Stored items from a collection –

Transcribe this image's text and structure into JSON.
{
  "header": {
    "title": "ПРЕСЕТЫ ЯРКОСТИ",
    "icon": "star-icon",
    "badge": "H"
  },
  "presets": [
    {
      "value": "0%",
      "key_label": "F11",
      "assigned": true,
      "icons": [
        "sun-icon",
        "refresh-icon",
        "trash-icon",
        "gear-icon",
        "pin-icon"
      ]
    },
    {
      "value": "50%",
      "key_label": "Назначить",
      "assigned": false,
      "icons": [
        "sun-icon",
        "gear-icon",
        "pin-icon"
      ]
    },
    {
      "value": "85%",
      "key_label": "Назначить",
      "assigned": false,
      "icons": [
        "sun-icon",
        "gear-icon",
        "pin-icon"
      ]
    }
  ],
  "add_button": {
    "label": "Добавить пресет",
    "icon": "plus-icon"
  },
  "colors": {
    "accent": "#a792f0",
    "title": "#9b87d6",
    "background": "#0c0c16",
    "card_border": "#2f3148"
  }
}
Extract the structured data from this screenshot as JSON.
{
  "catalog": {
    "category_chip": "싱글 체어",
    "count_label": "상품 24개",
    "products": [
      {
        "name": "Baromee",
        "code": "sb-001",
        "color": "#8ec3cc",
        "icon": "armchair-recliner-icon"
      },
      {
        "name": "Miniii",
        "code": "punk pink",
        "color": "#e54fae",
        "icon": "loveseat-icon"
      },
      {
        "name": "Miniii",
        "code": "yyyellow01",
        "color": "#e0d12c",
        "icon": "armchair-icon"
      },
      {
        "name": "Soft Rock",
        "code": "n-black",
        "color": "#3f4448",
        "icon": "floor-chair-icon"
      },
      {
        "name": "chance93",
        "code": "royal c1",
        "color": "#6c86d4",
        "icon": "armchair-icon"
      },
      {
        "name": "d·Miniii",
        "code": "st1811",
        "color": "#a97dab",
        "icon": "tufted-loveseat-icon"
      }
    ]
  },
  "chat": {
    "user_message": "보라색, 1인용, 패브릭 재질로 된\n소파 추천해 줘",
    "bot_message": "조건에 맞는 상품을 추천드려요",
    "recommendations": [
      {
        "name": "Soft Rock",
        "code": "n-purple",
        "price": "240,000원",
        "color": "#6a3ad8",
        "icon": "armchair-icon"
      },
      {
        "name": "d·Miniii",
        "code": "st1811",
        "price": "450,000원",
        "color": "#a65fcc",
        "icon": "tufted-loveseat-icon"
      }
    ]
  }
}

Set task –
List every line above that holds the word "JSON".

Answer for the task –
Transcribe this image's text and structure into JSON.
Extract the structured data from this screenshot as JSON.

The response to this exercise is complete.